--- start of Source data ---

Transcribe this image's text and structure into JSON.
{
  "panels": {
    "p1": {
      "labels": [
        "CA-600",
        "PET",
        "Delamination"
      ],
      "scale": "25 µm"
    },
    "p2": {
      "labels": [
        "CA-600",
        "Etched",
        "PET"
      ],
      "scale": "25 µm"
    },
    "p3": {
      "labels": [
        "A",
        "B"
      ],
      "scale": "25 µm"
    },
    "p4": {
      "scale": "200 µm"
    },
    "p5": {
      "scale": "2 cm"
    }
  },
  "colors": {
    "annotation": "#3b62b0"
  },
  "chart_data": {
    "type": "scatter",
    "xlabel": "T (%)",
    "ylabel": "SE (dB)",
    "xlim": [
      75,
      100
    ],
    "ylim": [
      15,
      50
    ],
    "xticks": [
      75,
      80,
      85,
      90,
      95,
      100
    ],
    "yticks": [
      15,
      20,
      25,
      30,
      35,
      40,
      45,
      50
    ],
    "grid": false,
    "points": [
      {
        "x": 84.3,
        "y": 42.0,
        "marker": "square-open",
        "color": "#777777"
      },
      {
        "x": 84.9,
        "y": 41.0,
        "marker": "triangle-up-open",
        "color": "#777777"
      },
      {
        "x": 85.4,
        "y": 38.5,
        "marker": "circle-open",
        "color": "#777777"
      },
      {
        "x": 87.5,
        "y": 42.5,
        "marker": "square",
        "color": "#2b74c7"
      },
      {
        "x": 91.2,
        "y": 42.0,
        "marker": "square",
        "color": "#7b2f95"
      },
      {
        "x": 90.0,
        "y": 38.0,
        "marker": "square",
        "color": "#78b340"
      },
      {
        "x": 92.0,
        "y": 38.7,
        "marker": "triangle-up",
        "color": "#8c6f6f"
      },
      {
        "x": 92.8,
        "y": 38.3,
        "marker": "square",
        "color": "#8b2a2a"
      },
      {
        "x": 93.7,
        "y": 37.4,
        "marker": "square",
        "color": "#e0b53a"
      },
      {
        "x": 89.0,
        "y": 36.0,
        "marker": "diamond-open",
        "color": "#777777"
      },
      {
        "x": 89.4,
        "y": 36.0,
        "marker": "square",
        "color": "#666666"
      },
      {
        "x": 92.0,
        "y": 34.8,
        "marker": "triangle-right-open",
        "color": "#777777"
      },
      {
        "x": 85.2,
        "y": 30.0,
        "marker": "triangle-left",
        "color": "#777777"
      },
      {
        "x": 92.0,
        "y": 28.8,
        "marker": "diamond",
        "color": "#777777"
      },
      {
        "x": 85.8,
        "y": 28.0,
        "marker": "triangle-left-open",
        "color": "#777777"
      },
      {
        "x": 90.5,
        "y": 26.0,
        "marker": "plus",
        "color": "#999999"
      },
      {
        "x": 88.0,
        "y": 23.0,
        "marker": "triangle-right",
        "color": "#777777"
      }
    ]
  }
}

--- end of Source data ---
--- start of Source data ---

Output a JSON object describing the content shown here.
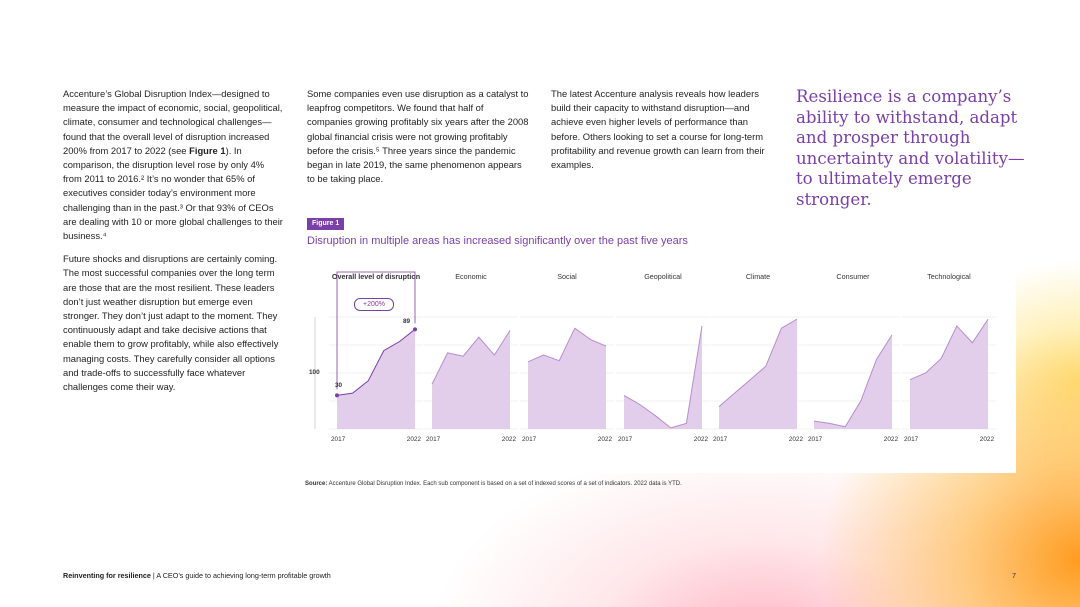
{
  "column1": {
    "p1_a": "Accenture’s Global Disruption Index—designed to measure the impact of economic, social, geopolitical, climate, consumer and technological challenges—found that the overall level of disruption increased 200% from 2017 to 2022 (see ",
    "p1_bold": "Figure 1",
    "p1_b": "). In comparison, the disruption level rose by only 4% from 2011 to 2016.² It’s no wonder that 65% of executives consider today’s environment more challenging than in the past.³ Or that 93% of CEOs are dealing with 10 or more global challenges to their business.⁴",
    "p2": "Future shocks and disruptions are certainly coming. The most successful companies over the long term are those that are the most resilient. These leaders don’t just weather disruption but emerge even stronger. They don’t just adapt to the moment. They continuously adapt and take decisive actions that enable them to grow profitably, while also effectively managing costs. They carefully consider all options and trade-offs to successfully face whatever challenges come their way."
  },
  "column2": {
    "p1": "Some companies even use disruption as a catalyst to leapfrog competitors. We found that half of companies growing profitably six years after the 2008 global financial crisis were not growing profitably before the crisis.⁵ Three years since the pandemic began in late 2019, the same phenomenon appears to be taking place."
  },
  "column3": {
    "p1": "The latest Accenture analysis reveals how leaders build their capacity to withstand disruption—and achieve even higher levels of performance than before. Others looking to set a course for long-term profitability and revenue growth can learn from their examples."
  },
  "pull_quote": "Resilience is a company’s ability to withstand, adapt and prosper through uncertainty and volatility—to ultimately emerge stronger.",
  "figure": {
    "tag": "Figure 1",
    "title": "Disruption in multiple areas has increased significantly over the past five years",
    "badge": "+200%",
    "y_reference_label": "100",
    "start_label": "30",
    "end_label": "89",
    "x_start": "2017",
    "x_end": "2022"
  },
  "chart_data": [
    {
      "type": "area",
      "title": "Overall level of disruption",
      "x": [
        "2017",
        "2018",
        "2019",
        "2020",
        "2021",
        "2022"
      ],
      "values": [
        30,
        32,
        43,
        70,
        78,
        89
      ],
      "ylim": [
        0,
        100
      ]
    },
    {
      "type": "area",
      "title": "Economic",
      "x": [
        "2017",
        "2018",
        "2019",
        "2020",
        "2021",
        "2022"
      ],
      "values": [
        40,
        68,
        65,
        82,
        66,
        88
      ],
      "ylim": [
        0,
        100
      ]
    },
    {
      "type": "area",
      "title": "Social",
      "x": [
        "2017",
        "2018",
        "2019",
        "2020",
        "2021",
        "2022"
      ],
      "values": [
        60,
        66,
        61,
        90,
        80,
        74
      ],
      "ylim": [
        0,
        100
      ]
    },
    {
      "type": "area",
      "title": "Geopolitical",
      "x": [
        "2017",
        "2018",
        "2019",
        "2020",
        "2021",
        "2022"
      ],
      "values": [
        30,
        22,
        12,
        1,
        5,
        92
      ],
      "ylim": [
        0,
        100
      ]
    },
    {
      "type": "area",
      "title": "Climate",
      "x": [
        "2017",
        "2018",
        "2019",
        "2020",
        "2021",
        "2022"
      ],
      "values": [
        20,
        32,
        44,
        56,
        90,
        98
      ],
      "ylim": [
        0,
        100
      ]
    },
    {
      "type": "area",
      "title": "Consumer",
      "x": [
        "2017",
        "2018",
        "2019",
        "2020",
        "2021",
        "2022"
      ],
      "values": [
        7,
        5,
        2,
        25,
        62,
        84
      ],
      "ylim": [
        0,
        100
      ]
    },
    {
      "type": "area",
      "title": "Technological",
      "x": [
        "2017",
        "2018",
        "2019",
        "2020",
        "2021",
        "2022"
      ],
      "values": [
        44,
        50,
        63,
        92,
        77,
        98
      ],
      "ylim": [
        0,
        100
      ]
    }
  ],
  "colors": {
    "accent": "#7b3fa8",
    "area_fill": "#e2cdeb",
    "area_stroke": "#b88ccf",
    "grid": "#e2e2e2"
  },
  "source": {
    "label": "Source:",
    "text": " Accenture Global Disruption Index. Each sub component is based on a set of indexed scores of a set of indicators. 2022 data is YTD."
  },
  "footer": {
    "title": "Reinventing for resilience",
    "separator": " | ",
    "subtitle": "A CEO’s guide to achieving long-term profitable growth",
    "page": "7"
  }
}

--- end of Source data ---

What the exercise asks: Pick out and copy every line that contains the word "JSON".

Right answer:
Transcribe this image's text and structure into JSON.
Output a JSON object describing the content shown here.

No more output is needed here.